_Dataset content_

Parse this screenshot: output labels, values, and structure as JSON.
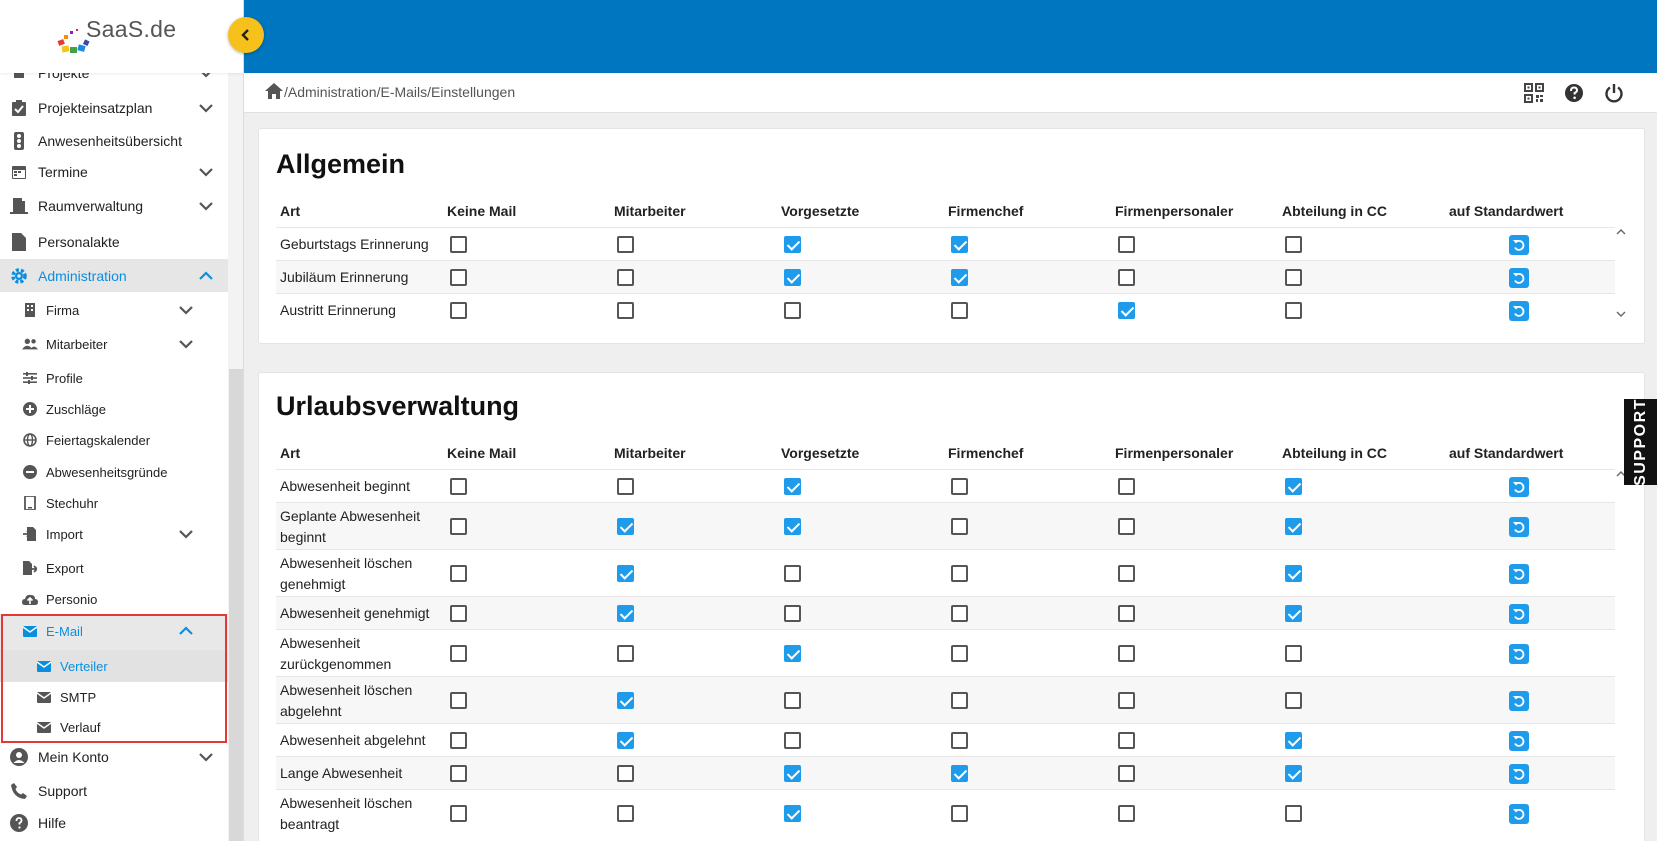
{
  "app": {
    "logo_text": "SaaS.de"
  },
  "sidebar": {
    "items": [
      {
        "label": "Projekte"
      },
      {
        "label": "Projekteinsatzplan"
      },
      {
        "label": "Anwesenheitsübersicht"
      },
      {
        "label": "Termine"
      },
      {
        "label": "Raumverwaltung"
      },
      {
        "label": "Personalakte"
      },
      {
        "label": "Administration"
      }
    ],
    "admin_sub": [
      {
        "label": "Firma"
      },
      {
        "label": "Mitarbeiter"
      },
      {
        "label": "Profile"
      },
      {
        "label": "Zuschläge"
      },
      {
        "label": "Feiertagskalender"
      },
      {
        "label": "Abwesenheitsgründe"
      },
      {
        "label": "Stechuhr"
      },
      {
        "label": "Import"
      },
      {
        "label": "Export"
      },
      {
        "label": "Personio"
      },
      {
        "label": "E-Mail"
      }
    ],
    "email_sub": [
      {
        "label": "Verteiler"
      },
      {
        "label": "SMTP"
      },
      {
        "label": "Verlauf"
      }
    ],
    "bottom": [
      {
        "label": "Mein Konto"
      },
      {
        "label": "Support"
      },
      {
        "label": "Hilfe"
      }
    ]
  },
  "breadcrumb": "/Administration/E-Mails/Einstellungen",
  "support_label": "SUPPORT",
  "columns": [
    "Art",
    "Keine Mail",
    "Mitarbeiter",
    "Vorgesetzte",
    "Firmenchef",
    "Firmenpersonaler",
    "Abteilung in CC",
    "auf Standardwert"
  ],
  "sections": [
    {
      "title": "Allgemein",
      "rows": [
        {
          "label": "Geburtstags Erinnerung",
          "checks": [
            false,
            false,
            true,
            true,
            false,
            false
          ]
        },
        {
          "label": "Jubiläum Erinnerung",
          "checks": [
            false,
            false,
            true,
            true,
            false,
            false
          ]
        },
        {
          "label": "Austritt Erinnerung",
          "checks": [
            false,
            false,
            false,
            false,
            true,
            false
          ]
        }
      ]
    },
    {
      "title": "Urlaubsverwaltung",
      "rows": [
        {
          "label": "Abwesenheit beginnt",
          "checks": [
            false,
            false,
            true,
            false,
            false,
            true
          ]
        },
        {
          "label": "Geplante Abwesenheit beginnt",
          "checks": [
            false,
            true,
            true,
            false,
            false,
            true
          ]
        },
        {
          "label": "Abwesenheit löschen genehmigt",
          "checks": [
            false,
            true,
            false,
            false,
            false,
            true
          ]
        },
        {
          "label": "Abwesenheit genehmigt",
          "checks": [
            false,
            true,
            false,
            false,
            false,
            true
          ]
        },
        {
          "label": "Abwesenheit zurückgenommen",
          "checks": [
            false,
            false,
            true,
            false,
            false,
            false
          ]
        },
        {
          "label": "Abwesenheit löschen abgelehnt",
          "checks": [
            false,
            true,
            false,
            false,
            false,
            false
          ]
        },
        {
          "label": "Abwesenheit abgelehnt",
          "checks": [
            false,
            true,
            false,
            false,
            false,
            true
          ]
        },
        {
          "label": "Lange Abwesenheit",
          "checks": [
            false,
            false,
            true,
            true,
            false,
            true
          ]
        },
        {
          "label": "Abwesenheit löschen beantragt",
          "checks": [
            false,
            false,
            true,
            false,
            false,
            false
          ]
        }
      ]
    }
  ]
}
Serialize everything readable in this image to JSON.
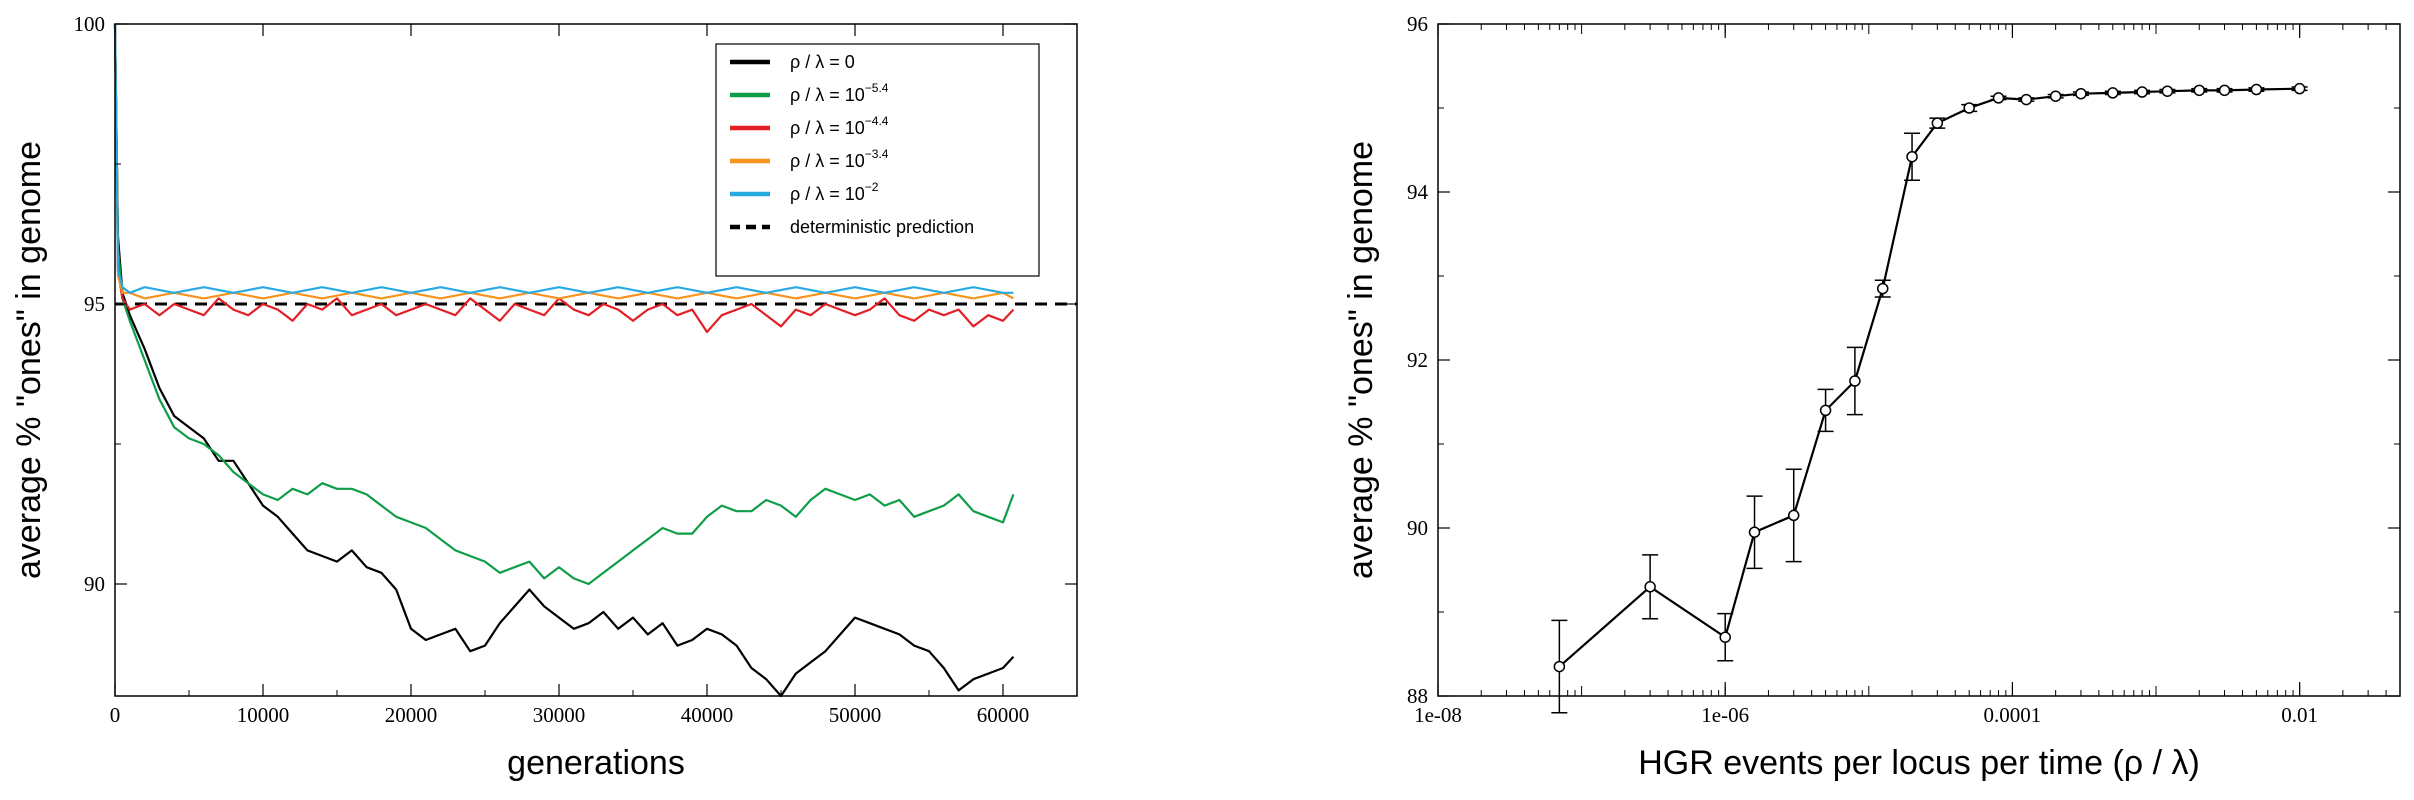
{
  "chart_data": [
    {
      "type": "line",
      "xlabel": "generations",
      "ylabel": "average % \"ones\" in genome",
      "xlim": [
        0,
        65000
      ],
      "ylim": [
        88,
        100
      ],
      "xticks": [
        "0",
        "10000",
        "20000",
        "30000",
        "40000",
        "50000",
        "60000"
      ],
      "yticks": [
        "90",
        "95",
        "100"
      ],
      "legend_position": "top-right",
      "series": [
        {
          "name": "ρ / λ = 0",
          "legend_exp": "",
          "color": "#000000",
          "x": [
            0,
            200,
            500,
            1000,
            2000,
            3000,
            4000,
            5000,
            6000,
            7000,
            8000,
            9000,
            10000,
            11000,
            12000,
            13000,
            14000,
            15000,
            16000,
            17000,
            18000,
            19000,
            20000,
            21000,
            22000,
            23000,
            24000,
            25000,
            26000,
            27000,
            28000,
            29000,
            30000,
            31000,
            32000,
            33000,
            34000,
            35000,
            36000,
            37000,
            38000,
            39000,
            40000,
            41000,
            42000,
            43000,
            44000,
            45000,
            46000,
            47000,
            48000,
            49000,
            50000,
            51000,
            52000,
            53000,
            54000,
            55000,
            56000,
            57000,
            58000,
            59000,
            60000,
            60700
          ],
          "y": [
            100,
            96.2,
            95.2,
            94.8,
            94.2,
            93.5,
            93.0,
            92.8,
            92.6,
            92.2,
            92.2,
            91.8,
            91.4,
            91.2,
            90.9,
            90.6,
            90.5,
            90.4,
            90.6,
            90.3,
            90.2,
            89.9,
            89.2,
            89.0,
            89.1,
            89.2,
            88.8,
            88.9,
            89.3,
            89.6,
            89.9,
            89.6,
            89.4,
            89.2,
            89.3,
            89.5,
            89.2,
            89.4,
            89.1,
            89.3,
            88.9,
            89.0,
            89.2,
            89.1,
            88.9,
            88.5,
            88.3,
            88.0,
            88.4,
            88.6,
            88.8,
            89.1,
            89.4,
            89.3,
            89.2,
            89.1,
            88.9,
            88.8,
            88.5,
            88.1,
            88.3,
            88.4,
            88.5,
            88.7
          ]
        },
        {
          "name": "ρ / λ = 10",
          "legend_exp": "−5.4",
          "color": "#0f9d48",
          "x": [
            0,
            200,
            500,
            1000,
            2000,
            3000,
            4000,
            5000,
            6000,
            7000,
            8000,
            9000,
            10000,
            11000,
            12000,
            13000,
            14000,
            15000,
            16000,
            17000,
            18000,
            19000,
            20000,
            21000,
            22000,
            23000,
            24000,
            25000,
            26000,
            27000,
            28000,
            29000,
            30000,
            31000,
            32000,
            33000,
            34000,
            35000,
            36000,
            37000,
            38000,
            39000,
            40000,
            41000,
            42000,
            43000,
            44000,
            45000,
            46000,
            47000,
            48000,
            49000,
            50000,
            51000,
            52000,
            53000,
            54000,
            55000,
            56000,
            57000,
            58000,
            59000,
            60000,
            60700
          ],
          "y": [
            100,
            96.0,
            95.1,
            94.7,
            94.0,
            93.3,
            92.8,
            92.6,
            92.5,
            92.3,
            92.0,
            91.8,
            91.6,
            91.5,
            91.7,
            91.6,
            91.8,
            91.7,
            91.7,
            91.6,
            91.4,
            91.2,
            91.1,
            91.0,
            90.8,
            90.6,
            90.5,
            90.4,
            90.2,
            90.3,
            90.4,
            90.1,
            90.3,
            90.1,
            90.0,
            90.2,
            90.4,
            90.6,
            90.8,
            91.0,
            90.9,
            90.9,
            91.2,
            91.4,
            91.3,
            91.3,
            91.5,
            91.4,
            91.2,
            91.5,
            91.7,
            91.6,
            91.5,
            91.6,
            91.4,
            91.5,
            91.2,
            91.3,
            91.4,
            91.6,
            91.3,
            91.2,
            91.1,
            91.6
          ]
        },
        {
          "name": "ρ / λ = 10",
          "legend_exp": "−4.4",
          "color": "#e31f26",
          "x": [
            0,
            200,
            500,
            1000,
            2000,
            3000,
            4000,
            5000,
            6000,
            7000,
            8000,
            9000,
            10000,
            11000,
            12000,
            13000,
            14000,
            15000,
            16000,
            17000,
            18000,
            19000,
            20000,
            21000,
            22000,
            23000,
            24000,
            25000,
            26000,
            27000,
            28000,
            29000,
            30000,
            31000,
            32000,
            33000,
            34000,
            35000,
            36000,
            37000,
            38000,
            39000,
            40000,
            41000,
            42000,
            43000,
            44000,
            45000,
            46000,
            47000,
            48000,
            49000,
            50000,
            51000,
            52000,
            53000,
            54000,
            55000,
            56000,
            57000,
            58000,
            59000,
            60000,
            60700
          ],
          "y": [
            100,
            95.6,
            95.1,
            94.9,
            95.0,
            94.8,
            95.0,
            94.9,
            94.8,
            95.1,
            94.9,
            94.8,
            95.0,
            94.9,
            94.7,
            95.0,
            94.9,
            95.1,
            94.8,
            94.9,
            95.0,
            94.8,
            94.9,
            95.0,
            94.9,
            94.8,
            95.1,
            94.9,
            94.7,
            95.0,
            94.9,
            94.8,
            95.1,
            94.9,
            94.8,
            95.0,
            94.9,
            94.7,
            94.9,
            95.0,
            94.8,
            94.9,
            94.5,
            94.8,
            94.9,
            95.0,
            94.8,
            94.6,
            94.9,
            94.8,
            95.0,
            94.9,
            94.8,
            94.9,
            95.1,
            94.8,
            94.7,
            94.9,
            94.8,
            94.9,
            94.6,
            94.8,
            94.7,
            94.9
          ]
        },
        {
          "name": "ρ / λ = 10",
          "legend_exp": "−3.4",
          "color": "#f7941d",
          "x": [
            0,
            200,
            500,
            1000,
            2000,
            4000,
            6000,
            8000,
            10000,
            12000,
            14000,
            16000,
            18000,
            20000,
            22000,
            24000,
            26000,
            28000,
            30000,
            32000,
            34000,
            36000,
            38000,
            40000,
            42000,
            44000,
            46000,
            48000,
            50000,
            52000,
            54000,
            56000,
            58000,
            60000,
            60700
          ],
          "y": [
            100,
            95.5,
            95.2,
            95.2,
            95.1,
            95.2,
            95.1,
            95.2,
            95.1,
            95.2,
            95.1,
            95.2,
            95.1,
            95.2,
            95.1,
            95.2,
            95.1,
            95.2,
            95.1,
            95.2,
            95.1,
            95.2,
            95.1,
            95.2,
            95.1,
            95.2,
            95.1,
            95.2,
            95.1,
            95.2,
            95.1,
            95.2,
            95.1,
            95.2,
            95.1
          ]
        },
        {
          "name": "ρ / λ = 10",
          "legend_exp": "−2",
          "color": "#27aae1",
          "x": [
            0,
            200,
            500,
            1000,
            2000,
            4000,
            6000,
            8000,
            10000,
            12000,
            14000,
            16000,
            18000,
            20000,
            22000,
            24000,
            26000,
            28000,
            30000,
            32000,
            34000,
            36000,
            38000,
            40000,
            42000,
            44000,
            46000,
            48000,
            50000,
            52000,
            54000,
            56000,
            58000,
            60000,
            60700
          ],
          "y": [
            100,
            95.6,
            95.3,
            95.2,
            95.3,
            95.2,
            95.3,
            95.2,
            95.3,
            95.2,
            95.3,
            95.2,
            95.3,
            95.2,
            95.3,
            95.2,
            95.3,
            95.2,
            95.3,
            95.2,
            95.3,
            95.2,
            95.3,
            95.2,
            95.3,
            95.2,
            95.3,
            95.2,
            95.3,
            95.2,
            95.3,
            95.2,
            95.3,
            95.2,
            95.2
          ]
        }
      ],
      "reference_line": {
        "name": "deterministic prediction",
        "y": 95.0,
        "style": "dashed",
        "color": "#000000"
      }
    },
    {
      "type": "line",
      "xlabel": "HGR events per locus per time  (ρ / λ)",
      "ylabel": "average % \"ones\" in genome",
      "xscale": "log",
      "xlim": [
        1e-08,
        0.05
      ],
      "ylim": [
        88,
        96
      ],
      "xticks": [
        "1e-08",
        "1e-06",
        "0.0001",
        "0.01"
      ],
      "yticks": [
        "88",
        "90",
        "92",
        "94",
        "96"
      ],
      "markers": "open-circle",
      "error_bars": true,
      "series": [
        {
          "name": "",
          "color": "#000000",
          "x": [
            7e-08,
            3e-07,
            1e-06,
            1.6e-06,
            3e-06,
            5e-06,
            8e-06,
            1.25e-05,
            2e-05,
            3e-05,
            5e-05,
            8e-05,
            0.000125,
            0.0002,
            0.0003,
            0.0005,
            0.0008,
            0.0012,
            0.002,
            0.003,
            0.005,
            0.01
          ],
          "y": [
            88.35,
            89.3,
            88.7,
            89.95,
            90.15,
            91.4,
            91.75,
            92.85,
            94.42,
            94.82,
            95.0,
            95.12,
            95.1,
            95.14,
            95.17,
            95.18,
            95.19,
            95.2,
            95.21,
            95.21,
            95.22,
            95.23
          ],
          "err": [
            0.55,
            0.38,
            0.28,
            0.43,
            0.55,
            0.25,
            0.4,
            0.1,
            0.28,
            0.06,
            0.04,
            0.02,
            0.02,
            0.02,
            0.02,
            0.02,
            0.02,
            0.02,
            0.02,
            0.02,
            0.02,
            0.02
          ]
        }
      ]
    }
  ]
}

_Task prompt_
Each line that holds the string "genehmigt" is to be copied from the entries above.

_Answer section_
          "label": "Abwesenheit löschen genehmigt",
          "label": "Abwesenheit genehmigt",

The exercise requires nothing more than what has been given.